To do
Arrange the rows as a Markdown table with the columns No and Entry, numbering each row and leaving out blank lines. Include only the part that opens with the row containing "I need the location" and closes with the row containing "step-2-label: 2. <box>276 579 295 604</box>", both ends included.

Records supplied
###
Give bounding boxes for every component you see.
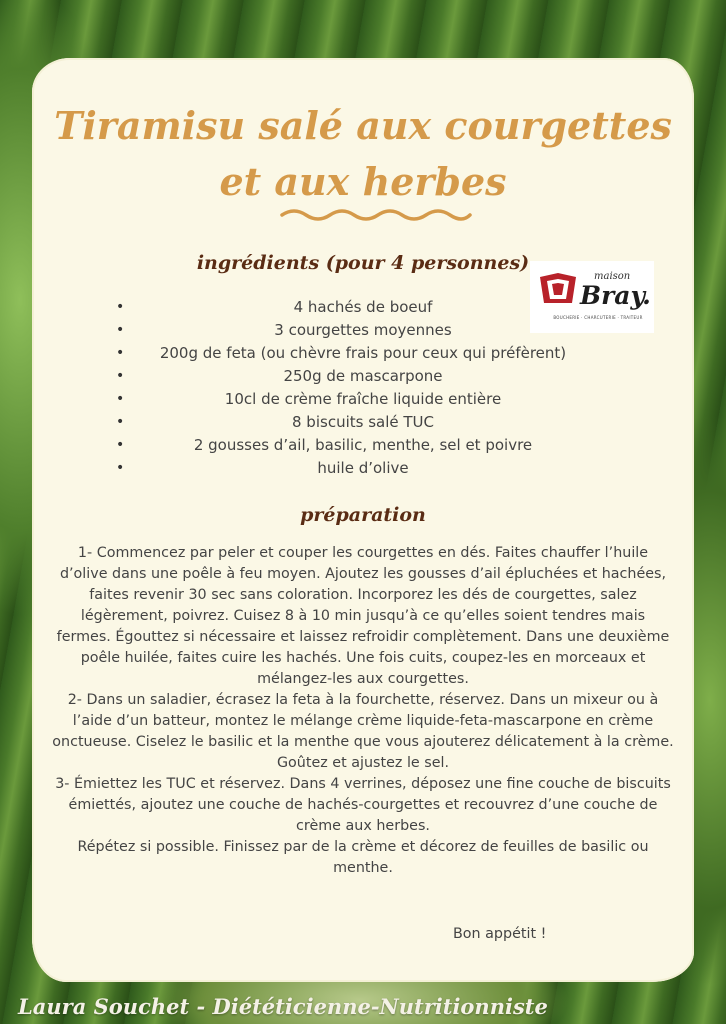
###
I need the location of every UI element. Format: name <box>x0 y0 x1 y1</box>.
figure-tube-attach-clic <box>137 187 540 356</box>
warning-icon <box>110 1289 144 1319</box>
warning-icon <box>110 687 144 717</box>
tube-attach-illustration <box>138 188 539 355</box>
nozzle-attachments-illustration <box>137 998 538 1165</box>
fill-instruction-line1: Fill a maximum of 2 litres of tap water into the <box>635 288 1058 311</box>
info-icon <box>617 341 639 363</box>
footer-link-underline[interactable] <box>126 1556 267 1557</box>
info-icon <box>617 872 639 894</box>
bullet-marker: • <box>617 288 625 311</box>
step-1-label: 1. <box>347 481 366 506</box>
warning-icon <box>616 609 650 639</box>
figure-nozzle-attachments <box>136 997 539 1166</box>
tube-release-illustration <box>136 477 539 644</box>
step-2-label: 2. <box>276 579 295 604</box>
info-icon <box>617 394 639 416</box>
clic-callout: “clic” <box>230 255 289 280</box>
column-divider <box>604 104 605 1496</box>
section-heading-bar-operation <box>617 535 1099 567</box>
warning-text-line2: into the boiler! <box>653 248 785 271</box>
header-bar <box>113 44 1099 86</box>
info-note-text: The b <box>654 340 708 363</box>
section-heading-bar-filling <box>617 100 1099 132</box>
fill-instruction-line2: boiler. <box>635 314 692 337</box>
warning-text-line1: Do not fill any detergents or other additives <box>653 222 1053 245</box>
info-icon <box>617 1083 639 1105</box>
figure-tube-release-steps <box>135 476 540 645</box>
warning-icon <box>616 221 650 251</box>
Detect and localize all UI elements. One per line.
###
Final answer
| No | Entry |
|---|---|
| 1 | I need the location of every UI element. Format: name <box>x0 y0 x1 y1</box>. |
| 2 | figure-tube-attach-clic <box>137 187 540 356</box> |
| 3 | warning-icon <box>110 1289 144 1319</box> |
| 4 | warning-icon <box>110 687 144 717</box> |
| 5 | tube-attach-illustration <box>138 188 539 355</box> |
| 6 | nozzle-attachments-illustration <box>137 998 538 1165</box> |
| 7 | fill-instruction-line1: Fill a maximum of 2 litres of tap water into the <box>635 288 1058 311</box> |
| 8 | info-icon <box>617 341 639 363</box> |
| 9 | footer-link-underline[interactable] <box>126 1556 267 1557</box> |
| 10 | info-icon <box>617 872 639 894</box> |
| 11 | bullet-marker: • <box>617 288 625 311</box> |
| 12 | step-1-label: 1. <box>347 481 366 506</box> |
| 13 | warning-icon <box>616 609 650 639</box> |
| 14 | figure-nozzle-attachments <box>136 997 539 1166</box> |
| 15 | tube-release-illustration <box>136 477 539 644</box> |
| 16 | step-2-label: 2. <box>276 579 295 604</box> |